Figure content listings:

[Start]

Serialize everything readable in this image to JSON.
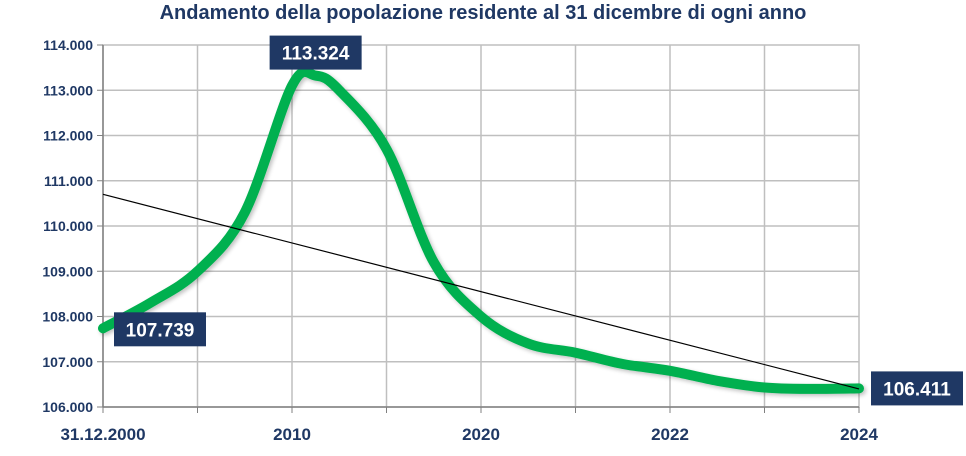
{
  "chart_data": {
    "type": "line",
    "title": "Andamento della popolazione residente al 31 dicembre di ogni anno",
    "xlabel": "",
    "ylabel": "",
    "x_tick_labels": [
      "31.12.2000",
      "",
      "2010",
      "",
      "2020",
      "",
      "2022",
      "",
      "2024"
    ],
    "y_tick_labels": [
      "106.000",
      "107.000",
      "108.000",
      "109.000",
      "110.000",
      "111.000",
      "112.000",
      "113.000",
      "114.000"
    ],
    "ylim": [
      106000,
      114000
    ],
    "grid": true,
    "legend": "none",
    "series": [
      {
        "color": "#00b050",
        "points": [
          {
            "x": 0,
            "y": 107739
          },
          {
            "x": 0.5,
            "y": 108300
          },
          {
            "x": 1,
            "y": 109000
          },
          {
            "x": 1.5,
            "y": 110300
          },
          {
            "x": 2,
            "y": 113100
          },
          {
            "x": 2.25,
            "y": 113324
          },
          {
            "x": 2.5,
            "y": 113000
          },
          {
            "x": 3,
            "y": 111700
          },
          {
            "x": 3.5,
            "y": 109200
          },
          {
            "x": 4,
            "y": 108000
          },
          {
            "x": 4.5,
            "y": 107400
          },
          {
            "x": 5,
            "y": 107200
          },
          {
            "x": 5.5,
            "y": 106950
          },
          {
            "x": 6,
            "y": 106800
          },
          {
            "x": 6.5,
            "y": 106580
          },
          {
            "x": 7,
            "y": 106430
          },
          {
            "x": 7.5,
            "y": 106400
          },
          {
            "x": 8,
            "y": 106411
          }
        ]
      }
    ],
    "trendline": {
      "color": "#000000",
      "start": {
        "x": 0,
        "y": 110700
      },
      "end": {
        "x": 8,
        "y": 106400
      }
    },
    "data_labels": [
      {
        "text": "107.739",
        "x": 0,
        "y": 107739,
        "anchor": "below-right"
      },
      {
        "text": "113.324",
        "x": 2.25,
        "y": 113324,
        "anchor": "above"
      },
      {
        "text": "106.411",
        "x": 8,
        "y": 106411,
        "anchor": "right"
      }
    ],
    "colors": {
      "line": "#00b050",
      "label_bg": "#1f3864",
      "text": "#1f3864",
      "grid": "#bfbfbf"
    }
  }
}
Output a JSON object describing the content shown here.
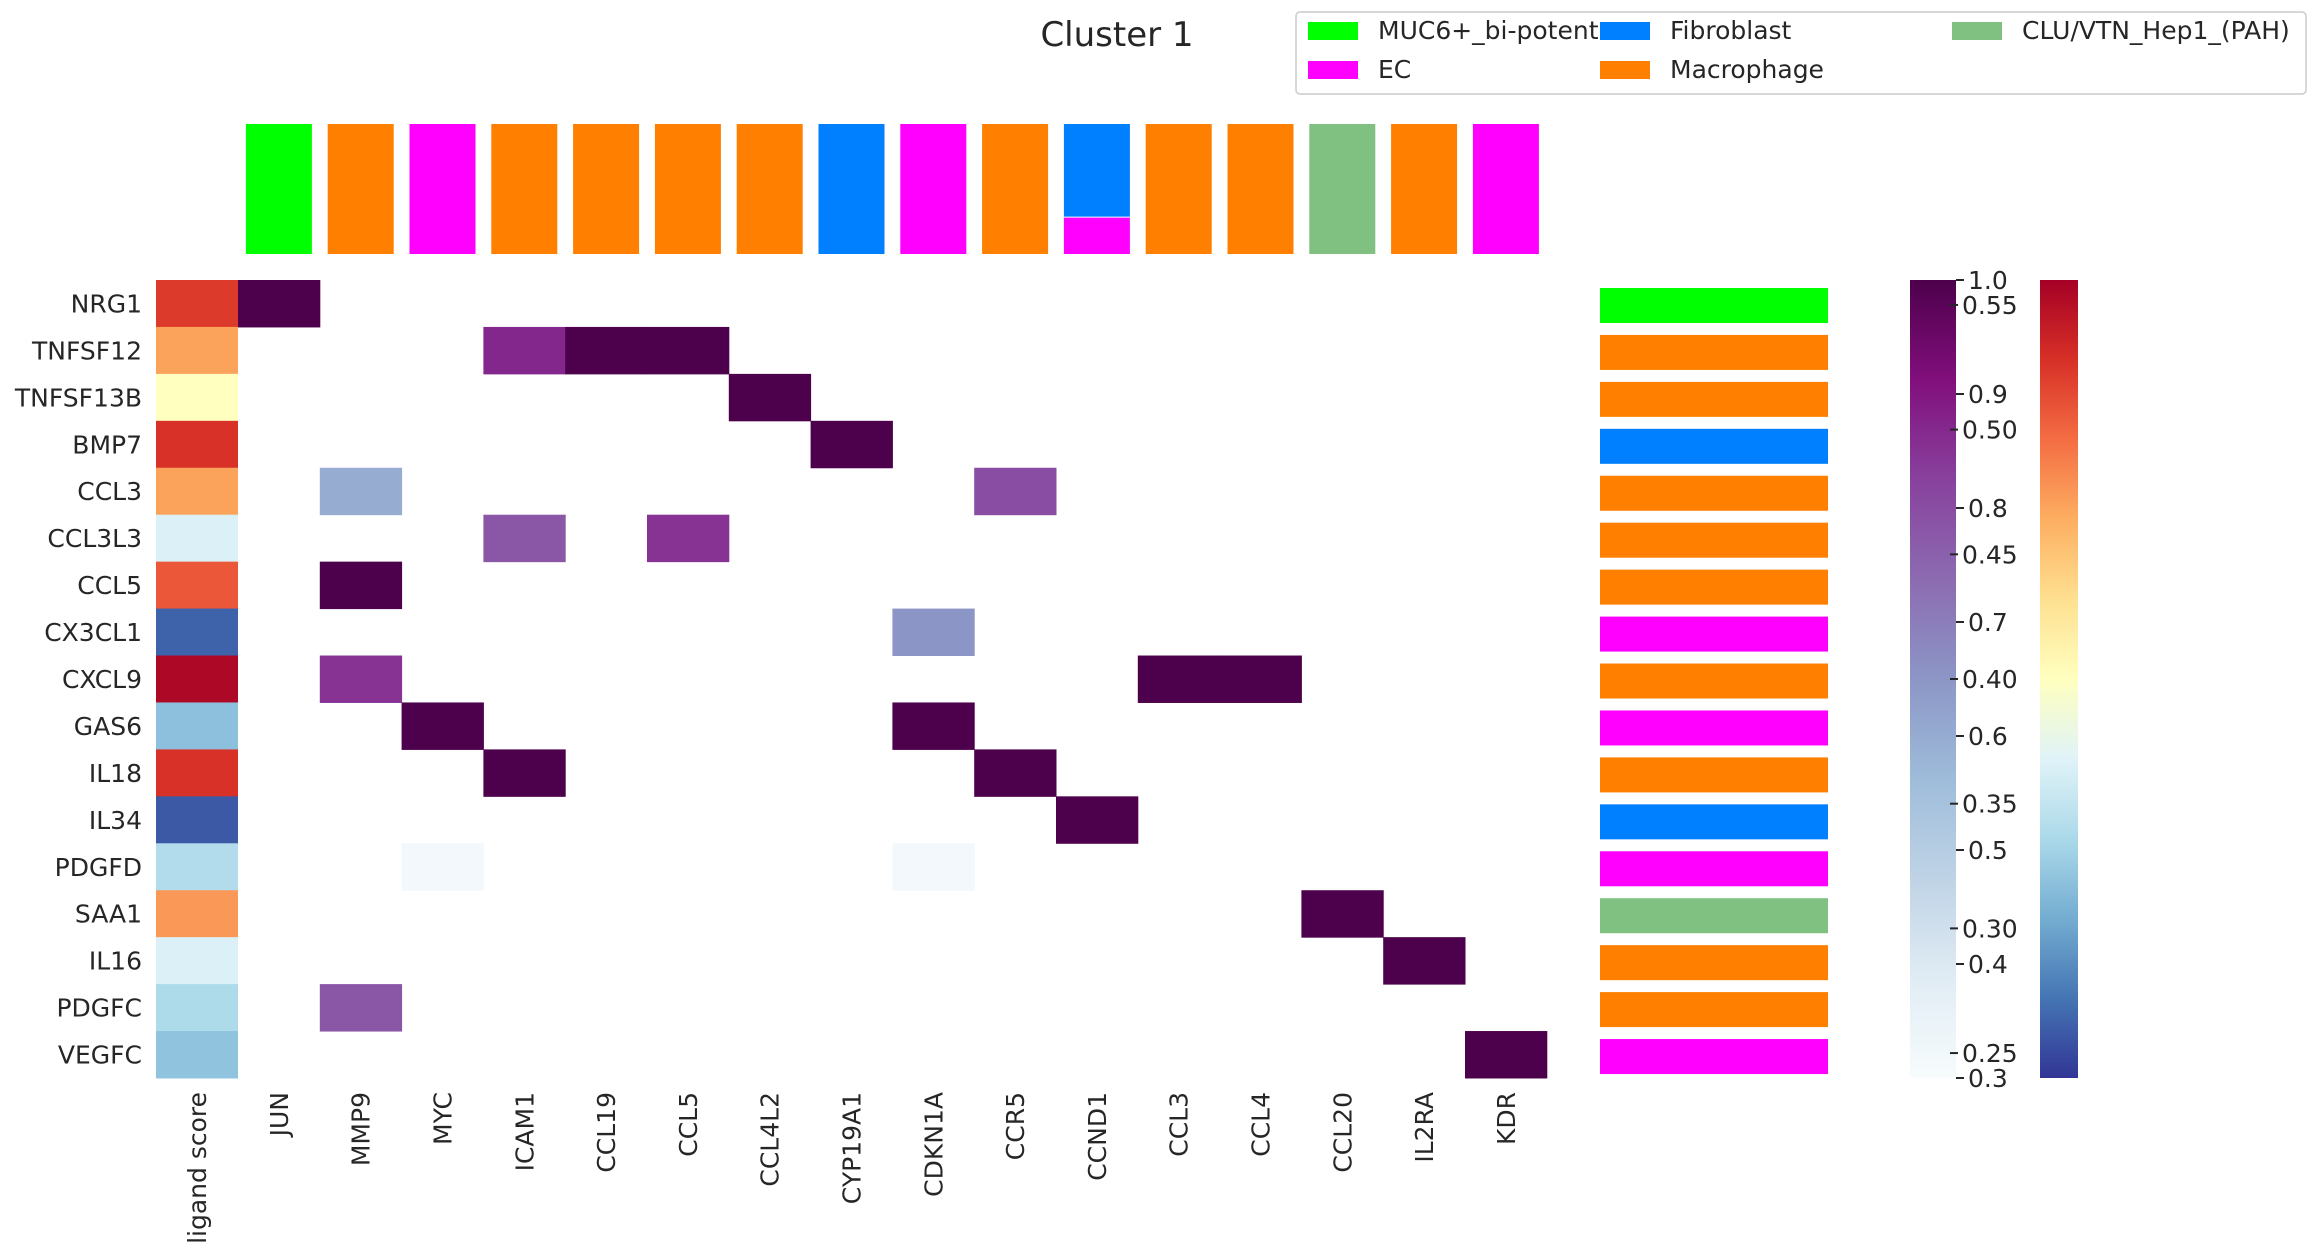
{
  "chart_data": {
    "type": "heatmap",
    "title": "Cluster 1",
    "ligands": [
      "NRG1",
      "TNFSF12",
      "TNFSF13B",
      "BMP7",
      "CCL3",
      "CCL3L3",
      "CCL5",
      "CX3CL1",
      "CXCL9",
      "GAS6",
      "IL18",
      "IL34",
      "PDGFD",
      "SAA1",
      "IL16",
      "PDGFC",
      "VEGFC"
    ],
    "receptors": [
      "JUN",
      "MMP9",
      "MYC",
      "ICAM1",
      "CCL19",
      "CCL5",
      "CCL4L2",
      "CYP19A1",
      "CDKN1A",
      "CCR5",
      "CCND1",
      "CCL3",
      "CCL4",
      "CCL20",
      "IL2RA",
      "KDR"
    ],
    "ligand_score_label": "ligand score",
    "ligand_scores": [
      0.522,
      0.47,
      0.4,
      0.527,
      0.47,
      0.365,
      0.507,
      0.263,
      0.555,
      0.318,
      0.527,
      0.258,
      0.34,
      0.475,
      0.365,
      0.338,
      0.32
    ],
    "interactions": [
      {
        "ligand": "NRG1",
        "receptor": "JUN",
        "value": 1.0
      },
      {
        "ligand": "TNFSF12",
        "receptor": "ICAM1",
        "value": 0.87
      },
      {
        "ligand": "TNFSF12",
        "receptor": "CCL19",
        "value": 1.0
      },
      {
        "ligand": "TNFSF12",
        "receptor": "CCL5",
        "value": 1.0
      },
      {
        "ligand": "TNFSF13B",
        "receptor": "CCL4L2",
        "value": 1.0
      },
      {
        "ligand": "BMP7",
        "receptor": "CYP19A1",
        "value": 1.0
      },
      {
        "ligand": "CCL3",
        "receptor": "MMP9",
        "value": 0.6
      },
      {
        "ligand": "CCL3",
        "receptor": "CCR5",
        "value": 0.8
      },
      {
        "ligand": "CCL3L3",
        "receptor": "ICAM1",
        "value": 0.78
      },
      {
        "ligand": "CCL3L3",
        "receptor": "CCL5",
        "value": 0.85
      },
      {
        "ligand": "CCL5",
        "receptor": "MMP9",
        "value": 1.0
      },
      {
        "ligand": "CX3CL1",
        "receptor": "CDKN1A",
        "value": 0.65
      },
      {
        "ligand": "CXCL9",
        "receptor": "MMP9",
        "value": 0.85
      },
      {
        "ligand": "CXCL9",
        "receptor": "CCL3",
        "value": 1.0
      },
      {
        "ligand": "CXCL9",
        "receptor": "CCL4",
        "value": 1.0
      },
      {
        "ligand": "GAS6",
        "receptor": "MYC",
        "value": 1.0
      },
      {
        "ligand": "GAS6",
        "receptor": "CDKN1A",
        "value": 1.0
      },
      {
        "ligand": "IL18",
        "receptor": "ICAM1",
        "value": 1.0
      },
      {
        "ligand": "IL18",
        "receptor": "CCR5",
        "value": 1.0
      },
      {
        "ligand": "IL34",
        "receptor": "CCND1",
        "value": 1.0
      },
      {
        "ligand": "PDGFD",
        "receptor": "MYC",
        "value": 0.32
      },
      {
        "ligand": "PDGFD",
        "receptor": "CDKN1A",
        "value": 0.32
      },
      {
        "ligand": "SAA1",
        "receptor": "CCL20",
        "value": 1.0
      },
      {
        "ligand": "IL16",
        "receptor": "IL2RA",
        "value": 1.0
      },
      {
        "ligand": "PDGFC",
        "receptor": "MMP9",
        "value": 0.78
      },
      {
        "ligand": "VEGFC",
        "receptor": "KDR",
        "value": 1.0
      }
    ],
    "ligand_cell_types": [
      "MUC6+_bi-potent",
      "Macrophage",
      "Macrophage",
      "Fibroblast",
      "Macrophage",
      "Macrophage",
      "Macrophage",
      "EC",
      "Macrophage",
      "EC",
      "Macrophage",
      "Fibroblast",
      "EC",
      "CLU/VTN_Hep1_(PAH)",
      "Macrophage",
      "Macrophage",
      "EC"
    ],
    "receptor_cell_types": [
      [
        {
          "type": "MUC6+_bi-potent",
          "fraction": 1.0
        }
      ],
      [
        {
          "type": "Macrophage",
          "fraction": 1.0
        }
      ],
      [
        {
          "type": "EC",
          "fraction": 1.0
        }
      ],
      [
        {
          "type": "Macrophage",
          "fraction": 1.0
        }
      ],
      [
        {
          "type": "Macrophage",
          "fraction": 1.0
        }
      ],
      [
        {
          "type": "Macrophage",
          "fraction": 1.0
        }
      ],
      [
        {
          "type": "Macrophage",
          "fraction": 1.0
        }
      ],
      [
        {
          "type": "Fibroblast",
          "fraction": 1.0
        }
      ],
      [
        {
          "type": "EC",
          "fraction": 1.0
        }
      ],
      [
        {
          "type": "Macrophage",
          "fraction": 1.0
        }
      ],
      [
        {
          "type": "Fibroblast",
          "fraction": 0.72
        },
        {
          "type": "EC",
          "fraction": 0.28
        }
      ],
      [
        {
          "type": "Macrophage",
          "fraction": 1.0
        }
      ],
      [
        {
          "type": "Macrophage",
          "fraction": 1.0
        }
      ],
      [
        {
          "type": "CLU/VTN_Hep1_(PAH)",
          "fraction": 1.0
        }
      ],
      [
        {
          "type": "Macrophage",
          "fraction": 1.0
        }
      ],
      [
        {
          "type": "EC",
          "fraction": 1.0
        }
      ]
    ],
    "legend": [
      {
        "name": "MUC6+_bi-potent",
        "color": "#00ff00"
      },
      {
        "name": "EC",
        "color": "#ff00ff"
      },
      {
        "name": "Fibroblast",
        "color": "#0080ff"
      },
      {
        "name": "Macrophage",
        "color": "#ff8000"
      },
      {
        "name": "CLU/VTN_Hep1_(PAH)",
        "color": "#80c080"
      }
    ],
    "legend_placement": "top-right",
    "interaction_colorbar": {
      "range": [
        0.3,
        1.0
      ],
      "ticks": [
        "0.3",
        "0.4",
        "0.5",
        "0.6",
        "0.7",
        "0.8",
        "0.9",
        "1.0"
      ],
      "colormap": "BuPu"
    },
    "ligand_score_colorbar": {
      "range": [
        0.24,
        0.56
      ],
      "ticks": [
        "0.25",
        "0.30",
        "0.35",
        "0.40",
        "0.45",
        "0.50",
        "0.55"
      ],
      "colormap": "RdYlBu_r"
    },
    "grid": false
  }
}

[End]

• Written instruction: Copy out the lines in which the string "text" appears.

• The completed task:
        "text": "107.739",
        "text": "113.324",
        "text": "106.411",
      "text": "#1f3864",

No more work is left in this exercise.